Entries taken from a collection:
____________
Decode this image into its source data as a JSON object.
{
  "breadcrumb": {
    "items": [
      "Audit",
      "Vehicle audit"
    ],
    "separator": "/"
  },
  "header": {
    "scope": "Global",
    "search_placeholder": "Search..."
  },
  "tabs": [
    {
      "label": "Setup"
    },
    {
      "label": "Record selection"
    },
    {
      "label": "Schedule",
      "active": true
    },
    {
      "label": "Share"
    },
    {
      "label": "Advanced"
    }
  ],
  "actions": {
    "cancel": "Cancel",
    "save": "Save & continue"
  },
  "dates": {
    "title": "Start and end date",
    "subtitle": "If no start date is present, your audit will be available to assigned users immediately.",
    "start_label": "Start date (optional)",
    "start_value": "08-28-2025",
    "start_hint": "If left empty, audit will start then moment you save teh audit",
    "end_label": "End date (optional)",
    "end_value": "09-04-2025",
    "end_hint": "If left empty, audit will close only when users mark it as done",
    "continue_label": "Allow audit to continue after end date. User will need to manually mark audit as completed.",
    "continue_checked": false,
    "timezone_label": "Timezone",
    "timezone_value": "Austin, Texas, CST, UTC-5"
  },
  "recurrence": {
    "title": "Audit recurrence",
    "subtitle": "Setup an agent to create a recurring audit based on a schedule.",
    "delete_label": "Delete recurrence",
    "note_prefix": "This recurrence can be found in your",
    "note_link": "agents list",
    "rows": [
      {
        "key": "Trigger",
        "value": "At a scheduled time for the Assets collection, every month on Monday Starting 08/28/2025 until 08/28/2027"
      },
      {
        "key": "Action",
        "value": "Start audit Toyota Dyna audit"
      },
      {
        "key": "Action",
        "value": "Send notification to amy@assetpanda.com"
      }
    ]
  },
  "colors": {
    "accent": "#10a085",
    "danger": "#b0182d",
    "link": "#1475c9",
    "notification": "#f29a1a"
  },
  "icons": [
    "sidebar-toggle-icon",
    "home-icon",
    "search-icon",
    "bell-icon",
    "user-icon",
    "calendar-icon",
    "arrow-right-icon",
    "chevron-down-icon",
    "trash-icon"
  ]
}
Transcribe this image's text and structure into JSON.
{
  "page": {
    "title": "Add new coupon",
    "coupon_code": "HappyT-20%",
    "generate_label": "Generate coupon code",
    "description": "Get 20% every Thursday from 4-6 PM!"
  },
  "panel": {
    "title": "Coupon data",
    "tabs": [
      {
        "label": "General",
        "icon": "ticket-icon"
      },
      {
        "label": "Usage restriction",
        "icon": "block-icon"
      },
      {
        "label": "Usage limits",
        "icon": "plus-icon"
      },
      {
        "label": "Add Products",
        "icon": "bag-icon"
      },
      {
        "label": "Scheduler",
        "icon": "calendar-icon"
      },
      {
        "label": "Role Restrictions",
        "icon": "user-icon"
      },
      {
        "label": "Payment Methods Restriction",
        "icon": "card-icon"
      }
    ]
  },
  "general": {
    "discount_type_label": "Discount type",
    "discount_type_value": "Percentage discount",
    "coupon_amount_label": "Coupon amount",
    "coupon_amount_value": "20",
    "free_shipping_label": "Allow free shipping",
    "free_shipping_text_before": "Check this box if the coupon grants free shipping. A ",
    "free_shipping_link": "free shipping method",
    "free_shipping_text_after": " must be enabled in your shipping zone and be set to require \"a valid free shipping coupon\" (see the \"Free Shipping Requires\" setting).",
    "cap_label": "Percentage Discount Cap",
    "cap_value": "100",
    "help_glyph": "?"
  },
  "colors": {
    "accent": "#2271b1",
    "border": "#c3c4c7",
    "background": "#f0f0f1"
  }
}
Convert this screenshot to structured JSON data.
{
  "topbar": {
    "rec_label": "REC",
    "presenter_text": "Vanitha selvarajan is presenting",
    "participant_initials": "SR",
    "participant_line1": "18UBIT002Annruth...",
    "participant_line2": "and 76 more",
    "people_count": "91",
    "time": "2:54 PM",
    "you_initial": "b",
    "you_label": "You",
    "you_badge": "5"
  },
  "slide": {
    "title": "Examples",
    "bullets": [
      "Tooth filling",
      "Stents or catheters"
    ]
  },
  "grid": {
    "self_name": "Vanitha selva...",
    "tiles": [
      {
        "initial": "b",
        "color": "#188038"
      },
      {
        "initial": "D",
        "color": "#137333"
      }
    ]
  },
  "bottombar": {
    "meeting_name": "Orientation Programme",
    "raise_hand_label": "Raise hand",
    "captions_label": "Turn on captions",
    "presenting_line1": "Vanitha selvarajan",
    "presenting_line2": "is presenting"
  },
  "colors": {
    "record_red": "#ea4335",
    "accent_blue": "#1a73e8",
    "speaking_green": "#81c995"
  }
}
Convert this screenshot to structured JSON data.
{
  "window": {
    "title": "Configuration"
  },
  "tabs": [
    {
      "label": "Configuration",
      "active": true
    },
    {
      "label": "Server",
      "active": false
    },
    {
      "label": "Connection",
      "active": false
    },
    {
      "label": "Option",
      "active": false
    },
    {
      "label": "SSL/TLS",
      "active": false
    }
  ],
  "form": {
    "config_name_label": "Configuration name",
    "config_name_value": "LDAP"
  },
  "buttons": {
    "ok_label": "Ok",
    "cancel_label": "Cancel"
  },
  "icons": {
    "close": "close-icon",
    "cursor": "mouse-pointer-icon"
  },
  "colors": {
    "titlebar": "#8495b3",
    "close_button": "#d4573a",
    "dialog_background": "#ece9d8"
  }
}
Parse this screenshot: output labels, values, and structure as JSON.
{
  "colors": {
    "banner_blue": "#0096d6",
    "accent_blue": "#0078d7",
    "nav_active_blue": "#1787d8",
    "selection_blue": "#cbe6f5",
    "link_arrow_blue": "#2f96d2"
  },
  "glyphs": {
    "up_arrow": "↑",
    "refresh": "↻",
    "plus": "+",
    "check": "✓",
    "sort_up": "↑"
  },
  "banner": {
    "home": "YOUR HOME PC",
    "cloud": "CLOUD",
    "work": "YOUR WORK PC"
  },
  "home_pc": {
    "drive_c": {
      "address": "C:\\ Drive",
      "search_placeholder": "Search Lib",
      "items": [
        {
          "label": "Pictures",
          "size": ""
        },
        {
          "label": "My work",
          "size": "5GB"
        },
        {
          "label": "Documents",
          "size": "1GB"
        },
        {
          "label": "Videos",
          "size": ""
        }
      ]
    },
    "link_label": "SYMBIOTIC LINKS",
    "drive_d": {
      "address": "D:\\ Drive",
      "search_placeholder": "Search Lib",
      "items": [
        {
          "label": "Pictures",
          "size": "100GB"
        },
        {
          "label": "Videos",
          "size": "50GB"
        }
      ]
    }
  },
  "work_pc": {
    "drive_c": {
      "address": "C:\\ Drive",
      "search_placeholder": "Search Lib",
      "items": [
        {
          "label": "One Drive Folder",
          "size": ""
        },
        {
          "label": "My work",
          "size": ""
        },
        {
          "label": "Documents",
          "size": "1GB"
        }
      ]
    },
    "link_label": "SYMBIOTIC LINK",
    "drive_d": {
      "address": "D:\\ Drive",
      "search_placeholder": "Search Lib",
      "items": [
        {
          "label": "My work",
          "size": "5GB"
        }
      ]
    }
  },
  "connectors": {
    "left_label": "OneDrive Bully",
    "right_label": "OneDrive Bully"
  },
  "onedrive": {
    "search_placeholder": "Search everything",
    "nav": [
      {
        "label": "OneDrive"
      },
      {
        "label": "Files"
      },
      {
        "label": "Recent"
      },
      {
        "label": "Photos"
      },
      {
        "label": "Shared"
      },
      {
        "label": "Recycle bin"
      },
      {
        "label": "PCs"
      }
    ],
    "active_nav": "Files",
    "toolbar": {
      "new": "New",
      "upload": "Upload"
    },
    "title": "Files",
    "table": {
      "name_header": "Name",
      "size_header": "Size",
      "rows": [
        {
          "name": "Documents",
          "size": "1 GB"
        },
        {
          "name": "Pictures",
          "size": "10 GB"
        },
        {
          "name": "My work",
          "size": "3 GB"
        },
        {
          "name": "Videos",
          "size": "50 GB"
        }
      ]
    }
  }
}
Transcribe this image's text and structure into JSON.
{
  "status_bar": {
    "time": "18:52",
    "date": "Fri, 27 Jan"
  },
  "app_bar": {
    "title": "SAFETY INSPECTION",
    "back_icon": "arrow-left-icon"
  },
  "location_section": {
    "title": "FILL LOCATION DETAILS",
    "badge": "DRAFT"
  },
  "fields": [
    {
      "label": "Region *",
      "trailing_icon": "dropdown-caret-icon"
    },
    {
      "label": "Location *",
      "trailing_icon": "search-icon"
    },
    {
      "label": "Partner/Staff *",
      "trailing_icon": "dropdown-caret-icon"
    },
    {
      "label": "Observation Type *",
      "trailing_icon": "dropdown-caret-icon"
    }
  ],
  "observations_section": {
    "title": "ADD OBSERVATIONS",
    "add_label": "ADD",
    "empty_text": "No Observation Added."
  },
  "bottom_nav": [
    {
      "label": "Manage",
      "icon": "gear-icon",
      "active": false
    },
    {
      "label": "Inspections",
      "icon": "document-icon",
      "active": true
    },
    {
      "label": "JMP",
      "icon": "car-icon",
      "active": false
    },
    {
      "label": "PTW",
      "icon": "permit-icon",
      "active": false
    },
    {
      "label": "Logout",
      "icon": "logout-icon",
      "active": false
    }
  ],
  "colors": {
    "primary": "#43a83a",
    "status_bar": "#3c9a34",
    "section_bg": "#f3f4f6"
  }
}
____________
* _Task directions_:
Filter the records above for "Allow" and copy every matching line.

* _Written answer_:
    "continue_label": "Allow audit to continue after end date. User will need to manually mark audit as completed.",
    "free_shipping_label": "Allow free shipping",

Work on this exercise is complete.